Set down the records once more, please, exactly and with the pictures left out.

Working data →
- - - -
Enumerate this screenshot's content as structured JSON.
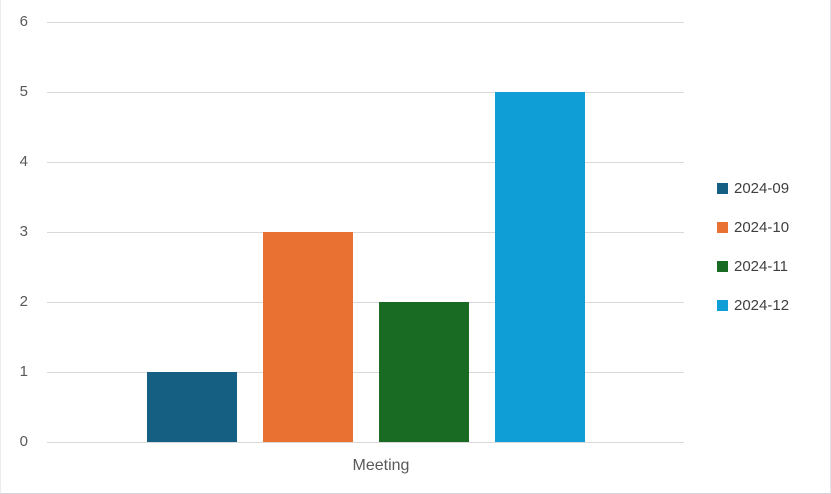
{
  "chart_data": {
    "type": "bar",
    "title": "",
    "categories": [
      "Meeting"
    ],
    "series": [
      {
        "name": "2024-09",
        "values": [
          1
        ],
        "color": "#156082"
      },
      {
        "name": "2024-10",
        "values": [
          3
        ],
        "color": "#E97132"
      },
      {
        "name": "2024-11",
        "values": [
          2
        ],
        "color": "#196B24"
      },
      {
        "name": "2024-12",
        "values": [
          5
        ],
        "color": "#0F9ED5"
      }
    ],
    "xlabel": "Meeting",
    "ylabel": "",
    "ylim": [
      0,
      6
    ],
    "ytick_interval": 1,
    "ytick_labels": [
      "0",
      "1",
      "2",
      "3",
      "4",
      "5",
      "6"
    ],
    "grid": true,
    "legend_position": "right"
  },
  "colors": {
    "background": "#FFFFFF",
    "gridline": "#D9D9D9",
    "axis_text": "#595959",
    "legend_text": "#404040"
  }
}
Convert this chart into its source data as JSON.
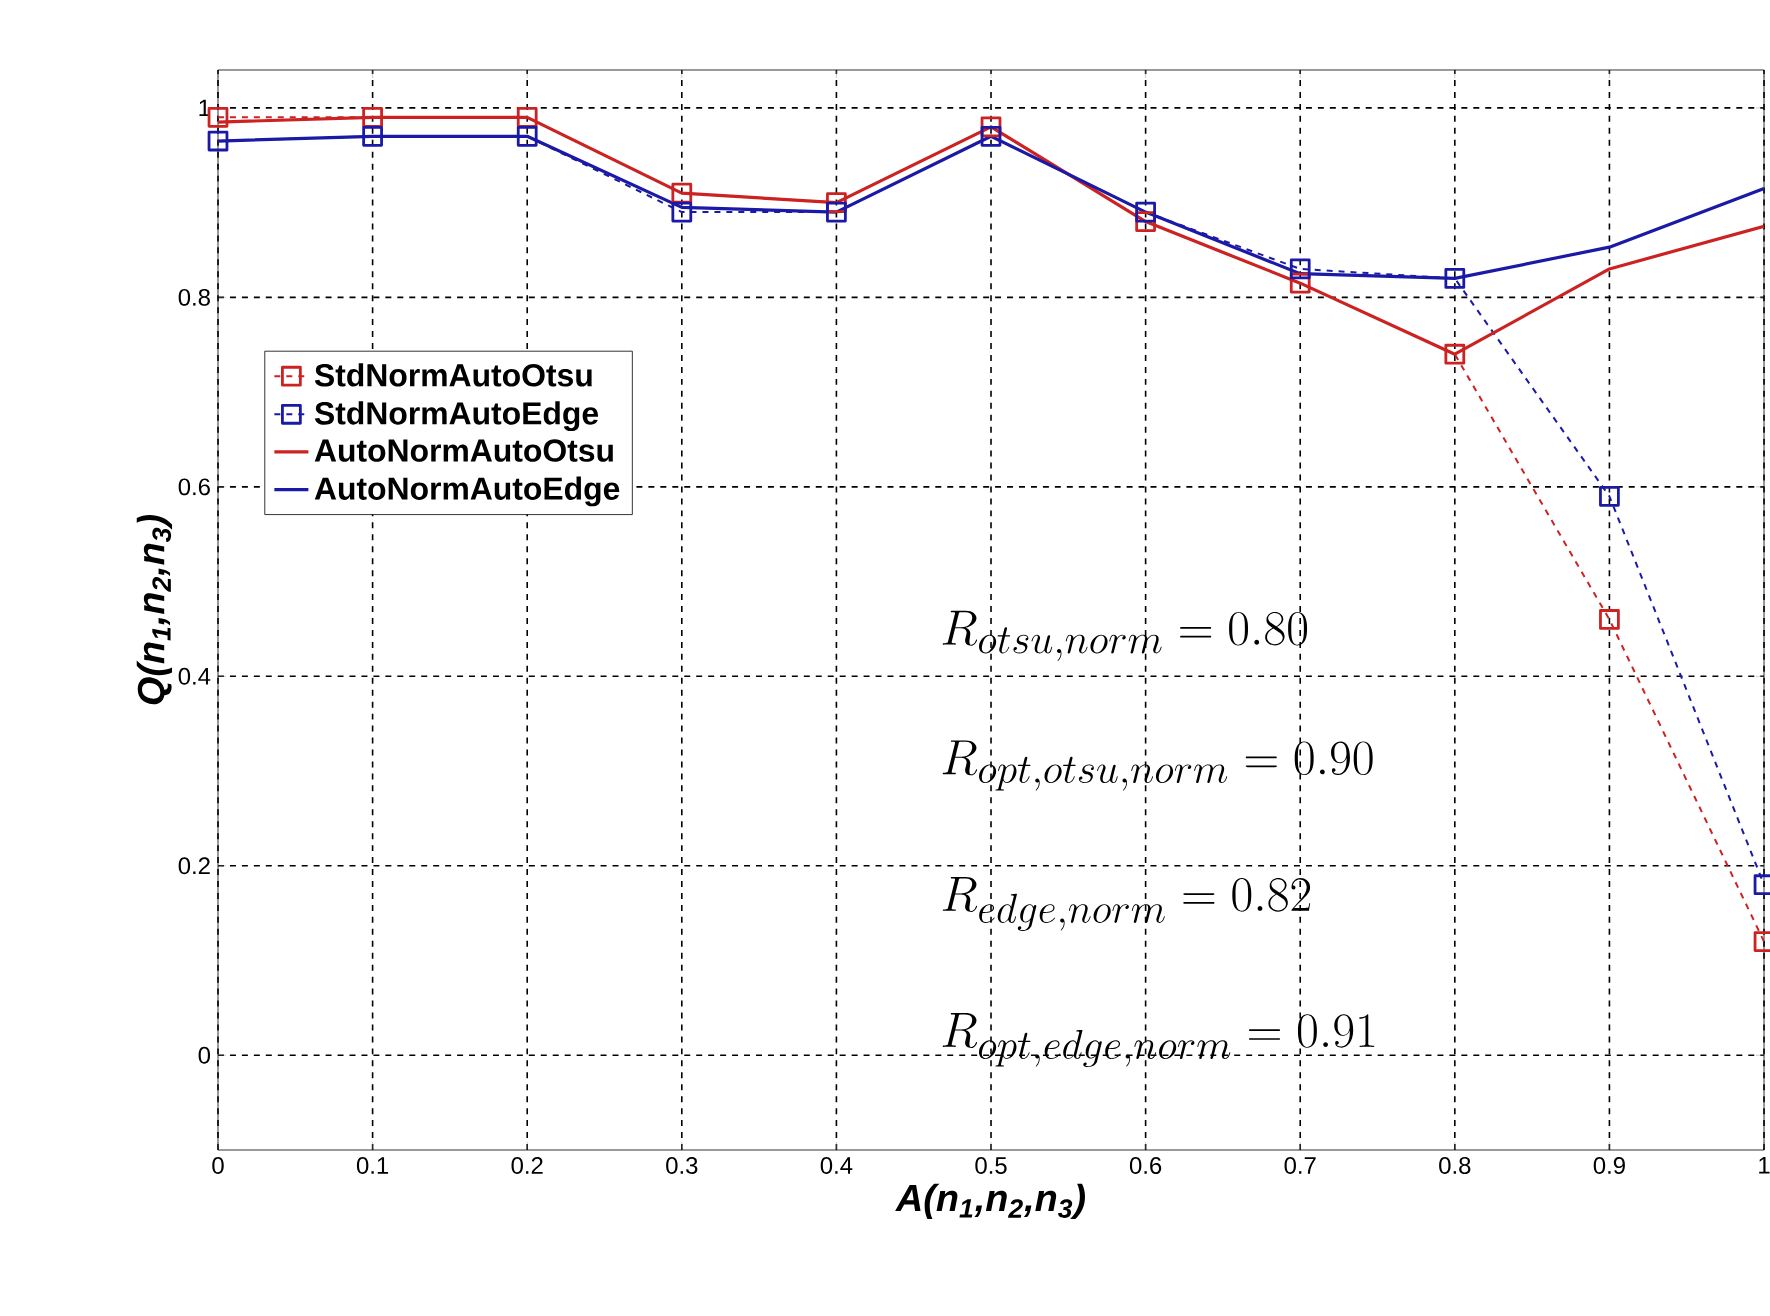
{
  "chart_data": {
    "type": "line",
    "xlabel": "A(n$_{1}$,n$_{2}$,n$_{3}$)",
    "ylabel": "Q(n$_{1}$,n$_{2}$,n$_{3}$)",
    "x": [
      0,
      0.1,
      0.2,
      0.3,
      0.4,
      0.5,
      0.6,
      0.7,
      0.8,
      0.9,
      1
    ],
    "xlim": [
      0,
      1
    ],
    "ylim": [
      -0.1,
      1.04
    ],
    "xticks": [
      0,
      0.1,
      0.2,
      0.3,
      0.4,
      0.5,
      0.6,
      0.7,
      0.8,
      0.9,
      1
    ],
    "yticks": [
      0,
      0.2,
      0.4,
      0.6,
      0.8,
      1
    ],
    "grid": true,
    "legend": "top left",
    "series": [
      {
        "name": "StdNormAutoOtsu",
        "color": "#cc2222",
        "marker": "square",
        "line_style": "dashed",
        "values": [
          0.99,
          0.99,
          0.99,
          0.91,
          0.9,
          0.98,
          0.88,
          0.815,
          0.74,
          0.46,
          0.12
        ]
      },
      {
        "name": "StdNormAutoEdge",
        "color": "#1a1aa6",
        "marker": "square",
        "line_style": "dashed",
        "values": [
          0.965,
          0.97,
          0.97,
          0.89,
          0.89,
          0.97,
          0.89,
          0.83,
          0.82,
          0.59,
          0.18
        ]
      },
      {
        "name": "AutoNormAutoOtsu",
        "color": "#cc2222",
        "marker": "none",
        "line_style": "solid",
        "values": [
          0.985,
          0.99,
          0.99,
          0.91,
          0.9,
          0.98,
          0.88,
          0.815,
          0.74,
          0.83,
          0.875
        ]
      },
      {
        "name": "AutoNormAutoEdge",
        "color": "#1a1aa6",
        "marker": "none",
        "line_style": "solid",
        "values": [
          0.965,
          0.97,
          0.97,
          0.895,
          0.89,
          0.97,
          0.89,
          0.825,
          0.82,
          0.853,
          0.915
        ]
      }
    ],
    "annotations": [
      "R_{otsu,norm} = 0.80",
      "R_{opt,otsu,norm} = 0.90",
      "R_{edge,norm} = 0.82",
      "R_{opt,edge,norm} = 0.91"
    ]
  }
}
- - - -
Correct output →
Enumerate this screenshot's content as structured JSON.
{
  "chart_data": {
    "type": "bar",
    "title": "",
    "categories": [
      "Meeting"
    ],
    "series": [
      {
        "name": "2024-09",
        "values": [
          1
        ],
        "color": "#156082"
      },
      {
        "name": "2024-10",
        "values": [
          3
        ],
        "color": "#E97132"
      },
      {
        "name": "2024-11",
        "values": [
          2
        ],
        "color": "#196B24"
      },
      {
        "name": "2024-12",
        "values": [
          5
        ],
        "color": "#0F9ED5"
      }
    ],
    "xlabel": "Meeting",
    "ylabel": "",
    "ylim": [
      0,
      6
    ],
    "ytick_interval": 1,
    "ytick_labels": [
      "0",
      "1",
      "2",
      "3",
      "4",
      "5",
      "6"
    ],
    "grid": true,
    "legend_position": "right"
  },
  "colors": {
    "background": "#FFFFFF",
    "gridline": "#D9D9D9",
    "axis_text": "#595959",
    "legend_text": "#404040"
  }
}
Convert this chart into its source data as JSON.
{
  "chart_data": {
    "type": "line",
    "xlabel": "A(n$_{1}$,n$_{2}$,n$_{3}$)",
    "ylabel": "Q(n$_{1}$,n$_{2}$,n$_{3}$)",
    "x": [
      0,
      0.1,
      0.2,
      0.3,
      0.4,
      0.5,
      0.6,
      0.7,
      0.8,
      0.9,
      1
    ],
    "xlim": [
      0,
      1
    ],
    "ylim": [
      -0.1,
      1.04
    ],
    "xticks": [
      0,
      0.1,
      0.2,
      0.3,
      0.4,
      0.5,
      0.6,
      0.7,
      0.8,
      0.9,
      1
    ],
    "yticks": [
      0,
      0.2,
      0.4,
      0.6,
      0.8,
      1
    ],
    "grid": true,
    "legend": "top left",
    "series": [
      {
        "name": "StdNormAutoOtsu",
        "color": "#cc2222",
        "marker": "square",
        "line_style": "dashed",
        "values": [
          0.99,
          0.99,
          0.99,
          0.91,
          0.9,
          0.98,
          0.88,
          0.815,
          0.74,
          0.46,
          0.12
        ]
      },
      {
        "name": "StdNormAutoEdge",
        "color": "#1a1aa6",
        "marker": "square",
        "line_style": "dashed",
        "values": [
          0.965,
          0.97,
          0.97,
          0.89,
          0.89,
          0.97,
          0.89,
          0.83,
          0.82,
          0.59,
          0.18
        ]
      },
      {
        "name": "AutoNormAutoOtsu",
        "color": "#cc2222",
        "marker": "none",
        "line_style": "solid",
        "values": [
          0.985,
          0.99,
          0.99,
          0.91,
          0.9,
          0.98,
          0.88,
          0.815,
          0.74,
          0.83,
          0.875
        ]
      },
      {
        "name": "AutoNormAutoEdge",
        "color": "#1a1aa6",
        "marker": "none",
        "line_style": "solid",
        "values": [
          0.965,
          0.97,
          0.97,
          0.895,
          0.89,
          0.97,
          0.89,
          0.825,
          0.82,
          0.853,
          0.915
        ]
      }
    ],
    "annotations": [
      "R_{otsu,norm} = 0.80",
      "R_{opt,otsu,norm} = 0.90",
      "R_{edge,norm} = 0.82",
      "R_{opt,edge,norm} = 0.91"
    ]
  }
}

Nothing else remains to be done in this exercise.